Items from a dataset
┄┄┄┄┄┄┄┄┄┄┄┄┄┄┄┄┄┄┄┄

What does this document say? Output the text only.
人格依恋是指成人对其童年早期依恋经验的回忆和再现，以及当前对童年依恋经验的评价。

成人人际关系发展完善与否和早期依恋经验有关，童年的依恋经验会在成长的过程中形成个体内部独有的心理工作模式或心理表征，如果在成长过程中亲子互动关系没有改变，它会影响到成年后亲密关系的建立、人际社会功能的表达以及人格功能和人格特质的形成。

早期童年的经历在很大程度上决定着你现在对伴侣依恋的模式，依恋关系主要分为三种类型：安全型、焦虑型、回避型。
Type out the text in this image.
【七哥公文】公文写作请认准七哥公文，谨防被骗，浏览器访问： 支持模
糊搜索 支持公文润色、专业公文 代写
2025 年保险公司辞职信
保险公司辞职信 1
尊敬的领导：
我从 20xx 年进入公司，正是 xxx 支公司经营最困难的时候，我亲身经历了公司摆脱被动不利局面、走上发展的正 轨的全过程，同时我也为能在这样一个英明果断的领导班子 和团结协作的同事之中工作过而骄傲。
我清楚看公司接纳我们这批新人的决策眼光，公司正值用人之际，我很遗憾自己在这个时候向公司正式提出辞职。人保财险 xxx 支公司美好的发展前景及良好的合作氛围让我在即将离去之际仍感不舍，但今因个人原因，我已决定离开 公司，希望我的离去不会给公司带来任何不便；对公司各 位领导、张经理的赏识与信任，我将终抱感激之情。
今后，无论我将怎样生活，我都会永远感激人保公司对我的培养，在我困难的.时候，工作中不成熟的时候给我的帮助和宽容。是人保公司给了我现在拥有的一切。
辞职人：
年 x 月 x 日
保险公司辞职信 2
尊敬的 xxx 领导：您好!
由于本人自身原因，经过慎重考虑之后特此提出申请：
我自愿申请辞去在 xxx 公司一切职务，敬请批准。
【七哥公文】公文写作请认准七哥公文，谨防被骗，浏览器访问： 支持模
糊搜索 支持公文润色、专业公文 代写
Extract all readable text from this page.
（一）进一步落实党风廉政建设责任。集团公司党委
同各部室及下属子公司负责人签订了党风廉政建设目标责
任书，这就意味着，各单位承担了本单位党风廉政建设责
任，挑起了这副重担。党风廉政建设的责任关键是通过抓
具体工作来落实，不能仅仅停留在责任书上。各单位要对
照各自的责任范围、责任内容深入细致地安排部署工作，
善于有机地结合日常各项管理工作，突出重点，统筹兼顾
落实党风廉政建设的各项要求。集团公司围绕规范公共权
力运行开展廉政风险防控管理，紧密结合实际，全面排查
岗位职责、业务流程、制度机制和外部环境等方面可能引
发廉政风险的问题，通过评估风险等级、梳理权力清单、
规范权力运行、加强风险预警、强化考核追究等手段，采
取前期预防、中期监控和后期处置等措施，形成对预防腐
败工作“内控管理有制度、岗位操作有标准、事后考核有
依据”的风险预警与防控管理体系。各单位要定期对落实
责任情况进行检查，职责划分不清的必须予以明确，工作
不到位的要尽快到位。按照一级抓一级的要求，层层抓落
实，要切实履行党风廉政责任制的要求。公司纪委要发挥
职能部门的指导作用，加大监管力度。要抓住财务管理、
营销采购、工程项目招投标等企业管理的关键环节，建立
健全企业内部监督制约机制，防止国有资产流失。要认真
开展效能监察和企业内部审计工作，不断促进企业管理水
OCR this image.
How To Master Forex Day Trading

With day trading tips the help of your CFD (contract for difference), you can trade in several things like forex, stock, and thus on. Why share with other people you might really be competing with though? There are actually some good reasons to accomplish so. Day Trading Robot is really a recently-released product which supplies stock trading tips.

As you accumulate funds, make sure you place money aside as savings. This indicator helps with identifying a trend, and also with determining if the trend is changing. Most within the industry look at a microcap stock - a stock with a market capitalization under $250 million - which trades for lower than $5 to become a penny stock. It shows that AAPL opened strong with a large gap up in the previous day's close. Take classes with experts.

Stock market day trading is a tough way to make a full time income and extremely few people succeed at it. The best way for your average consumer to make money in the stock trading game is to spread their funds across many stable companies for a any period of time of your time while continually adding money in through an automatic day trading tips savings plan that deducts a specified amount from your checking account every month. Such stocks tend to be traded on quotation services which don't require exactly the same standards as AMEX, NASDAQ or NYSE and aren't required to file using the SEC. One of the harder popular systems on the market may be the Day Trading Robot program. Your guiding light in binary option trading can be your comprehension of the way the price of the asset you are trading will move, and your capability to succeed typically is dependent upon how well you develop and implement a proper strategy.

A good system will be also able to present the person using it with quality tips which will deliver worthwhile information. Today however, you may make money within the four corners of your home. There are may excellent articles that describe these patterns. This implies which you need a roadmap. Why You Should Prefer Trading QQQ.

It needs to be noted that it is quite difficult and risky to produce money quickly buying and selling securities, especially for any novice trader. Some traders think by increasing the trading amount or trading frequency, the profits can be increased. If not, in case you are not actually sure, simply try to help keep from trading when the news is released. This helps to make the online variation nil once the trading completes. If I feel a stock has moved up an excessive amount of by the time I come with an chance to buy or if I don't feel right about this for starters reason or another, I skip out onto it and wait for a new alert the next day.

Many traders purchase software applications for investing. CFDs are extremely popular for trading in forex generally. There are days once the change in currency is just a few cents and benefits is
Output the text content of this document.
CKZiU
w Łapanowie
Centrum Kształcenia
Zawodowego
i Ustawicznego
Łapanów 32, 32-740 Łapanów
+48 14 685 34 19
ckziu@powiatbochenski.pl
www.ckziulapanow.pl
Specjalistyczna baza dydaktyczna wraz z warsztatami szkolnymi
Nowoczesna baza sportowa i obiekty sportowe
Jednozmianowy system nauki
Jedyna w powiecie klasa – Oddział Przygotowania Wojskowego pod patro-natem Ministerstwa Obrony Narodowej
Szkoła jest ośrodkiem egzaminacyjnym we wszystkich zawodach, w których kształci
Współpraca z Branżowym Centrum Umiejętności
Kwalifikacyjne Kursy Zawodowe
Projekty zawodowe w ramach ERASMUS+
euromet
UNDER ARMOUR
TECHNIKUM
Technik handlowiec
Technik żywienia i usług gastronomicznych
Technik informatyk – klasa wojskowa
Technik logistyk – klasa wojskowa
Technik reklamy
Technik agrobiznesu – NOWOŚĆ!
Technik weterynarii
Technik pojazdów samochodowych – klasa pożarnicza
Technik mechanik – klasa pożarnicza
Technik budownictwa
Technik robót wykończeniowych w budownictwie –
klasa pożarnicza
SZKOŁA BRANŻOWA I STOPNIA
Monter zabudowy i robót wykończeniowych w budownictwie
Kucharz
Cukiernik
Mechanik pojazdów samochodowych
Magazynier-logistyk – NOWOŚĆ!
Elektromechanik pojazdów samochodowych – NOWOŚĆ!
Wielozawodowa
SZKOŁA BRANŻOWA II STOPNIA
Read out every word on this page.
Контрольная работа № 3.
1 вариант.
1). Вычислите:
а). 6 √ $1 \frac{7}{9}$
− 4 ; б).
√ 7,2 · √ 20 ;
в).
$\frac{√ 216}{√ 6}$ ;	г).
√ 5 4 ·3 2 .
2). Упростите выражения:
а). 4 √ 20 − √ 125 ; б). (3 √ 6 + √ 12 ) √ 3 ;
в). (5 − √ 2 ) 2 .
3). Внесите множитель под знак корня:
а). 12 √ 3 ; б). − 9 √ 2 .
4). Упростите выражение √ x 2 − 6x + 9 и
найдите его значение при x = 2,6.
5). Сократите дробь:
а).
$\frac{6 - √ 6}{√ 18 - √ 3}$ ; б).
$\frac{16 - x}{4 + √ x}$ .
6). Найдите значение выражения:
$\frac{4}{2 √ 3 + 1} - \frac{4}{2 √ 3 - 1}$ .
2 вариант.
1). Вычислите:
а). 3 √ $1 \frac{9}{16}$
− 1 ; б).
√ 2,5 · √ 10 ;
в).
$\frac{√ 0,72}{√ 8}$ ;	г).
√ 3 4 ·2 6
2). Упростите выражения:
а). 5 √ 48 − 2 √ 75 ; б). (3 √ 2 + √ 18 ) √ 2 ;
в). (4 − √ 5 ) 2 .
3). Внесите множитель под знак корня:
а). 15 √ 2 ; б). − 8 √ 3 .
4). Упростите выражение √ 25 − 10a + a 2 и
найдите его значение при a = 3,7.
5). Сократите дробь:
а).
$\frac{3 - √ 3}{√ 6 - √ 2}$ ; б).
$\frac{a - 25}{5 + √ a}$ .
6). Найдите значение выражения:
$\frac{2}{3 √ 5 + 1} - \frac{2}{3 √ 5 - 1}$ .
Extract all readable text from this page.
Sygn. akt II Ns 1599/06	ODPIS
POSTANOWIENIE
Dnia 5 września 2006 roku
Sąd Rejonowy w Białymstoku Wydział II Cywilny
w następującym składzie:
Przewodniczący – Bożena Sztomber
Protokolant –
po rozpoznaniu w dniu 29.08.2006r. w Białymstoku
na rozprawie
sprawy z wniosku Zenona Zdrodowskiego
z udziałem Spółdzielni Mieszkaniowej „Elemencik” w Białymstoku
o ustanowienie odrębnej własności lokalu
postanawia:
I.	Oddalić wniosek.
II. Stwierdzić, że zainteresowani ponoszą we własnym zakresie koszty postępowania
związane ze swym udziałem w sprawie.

┄┄┄┄┄┄┄┄┄┄┄┄┄┄┄┄┄┄┄┄

**What the task requires**
Out of the material above, gather each line where "samochodowych" appears.

**Exercise result**
Technik pojazdów samochodowych – klasa pożarnicza
Mechanik pojazdów samochodowych
Elektromechanik pojazdów samochodowych – NOWOŚĆ!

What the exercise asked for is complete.